⟨
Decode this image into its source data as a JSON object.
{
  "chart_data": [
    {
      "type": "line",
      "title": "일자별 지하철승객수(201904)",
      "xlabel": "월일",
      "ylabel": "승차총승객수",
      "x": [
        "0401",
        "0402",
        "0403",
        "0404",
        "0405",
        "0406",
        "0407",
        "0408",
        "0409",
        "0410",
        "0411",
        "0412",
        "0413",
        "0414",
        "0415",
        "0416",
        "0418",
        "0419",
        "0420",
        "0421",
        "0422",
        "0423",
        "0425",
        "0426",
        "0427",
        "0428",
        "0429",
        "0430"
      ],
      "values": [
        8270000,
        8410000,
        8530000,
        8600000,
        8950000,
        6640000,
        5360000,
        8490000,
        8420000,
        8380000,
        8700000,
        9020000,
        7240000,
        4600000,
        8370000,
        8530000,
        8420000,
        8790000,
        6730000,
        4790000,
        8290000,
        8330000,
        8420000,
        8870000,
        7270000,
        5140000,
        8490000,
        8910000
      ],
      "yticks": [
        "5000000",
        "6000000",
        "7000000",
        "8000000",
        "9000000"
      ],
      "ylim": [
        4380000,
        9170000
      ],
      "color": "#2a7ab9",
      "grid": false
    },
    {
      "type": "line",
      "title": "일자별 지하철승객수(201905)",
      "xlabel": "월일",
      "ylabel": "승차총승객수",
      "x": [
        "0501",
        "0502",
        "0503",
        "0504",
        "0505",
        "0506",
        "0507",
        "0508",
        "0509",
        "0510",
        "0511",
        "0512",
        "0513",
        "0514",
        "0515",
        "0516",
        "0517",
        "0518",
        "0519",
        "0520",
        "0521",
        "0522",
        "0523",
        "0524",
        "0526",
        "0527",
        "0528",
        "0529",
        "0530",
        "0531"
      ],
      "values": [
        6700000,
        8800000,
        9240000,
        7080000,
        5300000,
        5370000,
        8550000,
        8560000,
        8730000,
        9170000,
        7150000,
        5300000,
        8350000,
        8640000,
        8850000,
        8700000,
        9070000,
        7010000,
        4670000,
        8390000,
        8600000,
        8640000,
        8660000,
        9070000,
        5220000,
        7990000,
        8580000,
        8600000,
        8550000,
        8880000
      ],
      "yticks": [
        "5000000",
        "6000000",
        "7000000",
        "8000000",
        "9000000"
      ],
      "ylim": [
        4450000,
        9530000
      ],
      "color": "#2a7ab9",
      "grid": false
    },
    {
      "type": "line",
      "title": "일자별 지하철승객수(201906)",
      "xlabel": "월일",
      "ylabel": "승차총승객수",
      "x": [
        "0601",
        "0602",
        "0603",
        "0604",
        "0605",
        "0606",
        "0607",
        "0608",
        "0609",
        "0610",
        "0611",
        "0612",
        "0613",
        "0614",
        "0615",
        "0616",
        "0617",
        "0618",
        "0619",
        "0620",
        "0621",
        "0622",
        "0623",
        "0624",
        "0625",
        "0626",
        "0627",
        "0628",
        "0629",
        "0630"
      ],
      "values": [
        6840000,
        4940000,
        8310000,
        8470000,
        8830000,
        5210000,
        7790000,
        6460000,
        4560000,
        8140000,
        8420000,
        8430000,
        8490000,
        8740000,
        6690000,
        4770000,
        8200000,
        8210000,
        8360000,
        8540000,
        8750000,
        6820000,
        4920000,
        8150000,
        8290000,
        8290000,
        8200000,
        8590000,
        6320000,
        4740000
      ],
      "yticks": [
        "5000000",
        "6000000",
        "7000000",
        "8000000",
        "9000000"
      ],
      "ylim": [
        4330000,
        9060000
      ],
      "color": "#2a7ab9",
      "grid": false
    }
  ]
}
⟩
Exercise
Your task is to give the records above again, exactly.

Worked answer
Decode this image into its source data as a JSON object.
{
  "chart_data": [
    {
      "type": "line",
      "title": "일자별 지하철승객수(201904)",
      "xlabel": "월일",
      "ylabel": "승차총승객수",
      "x": [
        "0401",
        "0402",
        "0403",
        "0404",
        "0405",
        "0406",
        "0407",
        "0408",
        "0409",
        "0410",
        "0411",
        "0412",
        "0413",
        "0414",
        "0415",
        "0416",
        "0418",
        "0419",
        "0420",
        "0421",
        "0422",
        "0423",
        "0425",
        "0426",
        "0427",
        "0428",
        "0429",
        "0430"
      ],
      "values": [
        8270000,
        8410000,
        8530000,
        8600000,
        8950000,
        6640000,
        5360000,
        8490000,
        8420000,
        8380000,
        8700000,
        9020000,
        7240000,
        4600000,
        8370000,
        8530000,
        8420000,
        8790000,
        6730000,
        4790000,
        8290000,
        8330000,
        8420000,
        8870000,
        7270000,
        5140000,
        8490000,
        8910000
      ],
      "yticks": [
        "5000000",
        "6000000",
        "7000000",
        "8000000",
        "9000000"
      ],
      "ylim": [
        4380000,
        9170000
      ],
      "color": "#2a7ab9",
      "grid": false
    },
    {
      "type": "line",
      "title": "일자별 지하철승객수(201905)",
      "xlabel": "월일",
      "ylabel": "승차총승객수",
      "x": [
        "0501",
        "0502",
        "0503",
        "0504",
        "0505",
        "0506",
        "0507",
        "0508",
        "0509",
        "0510",
        "0511",
        "0512",
        "0513",
        "0514",
        "0515",
        "0516",
        "0517",
        "0518",
        "0519",
        "0520",
        "0521",
        "0522",
        "0523",
        "0524",
        "0526",
        "0527",
        "0528",
        "0529",
        "0530",
        "0531"
      ],
      "values": [
        6700000,
        8800000,
        9240000,
        7080000,
        5300000,
        5370000,
        8550000,
        8560000,
        8730000,
        9170000,
        7150000,
        5300000,
        8350000,
        8640000,
        8850000,
        8700000,
        9070000,
        7010000,
        4670000,
        8390000,
        8600000,
        8640000,
        8660000,
        9070000,
        5220000,
        7990000,
        8580000,
        8600000,
        8550000,
        8880000
      ],
      "yticks": [
        "5000000",
        "6000000",
        "7000000",
        "8000000",
        "9000000"
      ],
      "ylim": [
        4450000,
        9530000
      ],
      "color": "#2a7ab9",
      "grid": false
    },
    {
      "type": "line",
      "title": "일자별 지하철승객수(201906)",
      "xlabel": "월일",
      "ylabel": "승차총승객수",
      "x": [
        "0601",
        "0602",
        "0603",
        "0604",
        "0605",
        "0606",
        "0607",
        "0608",
        "0609",
        "0610",
        "0611",
        "0612",
        "0613",
        "0614",
        "0615",
        "0616",
        "0617",
        "0618",
        "0619",
        "0620",
        "0621",
        "0622",
        "0623",
        "0624",
        "0625",
        "0626",
        "0627",
        "0628",
        "0629",
        "0630"
      ],
      "values": [
        6840000,
        4940000,
        8310000,
        8470000,
        8830000,
        5210000,
        7790000,
        6460000,
        4560000,
        8140000,
        8420000,
        8430000,
        8490000,
        8740000,
        6690000,
        4770000,
        8200000,
        8210000,
        8360000,
        8540000,
        8750000,
        6820000,
        4920000,
        8150000,
        8290000,
        8290000,
        8200000,
        8590000,
        6320000,
        4740000
      ],
      "yticks": [
        "5000000",
        "6000000",
        "7000000",
        "8000000",
        "9000000"
      ],
      "ylim": [
        4330000,
        9060000
      ],
      "color": "#2a7ab9",
      "grid": false
    }
  ]
}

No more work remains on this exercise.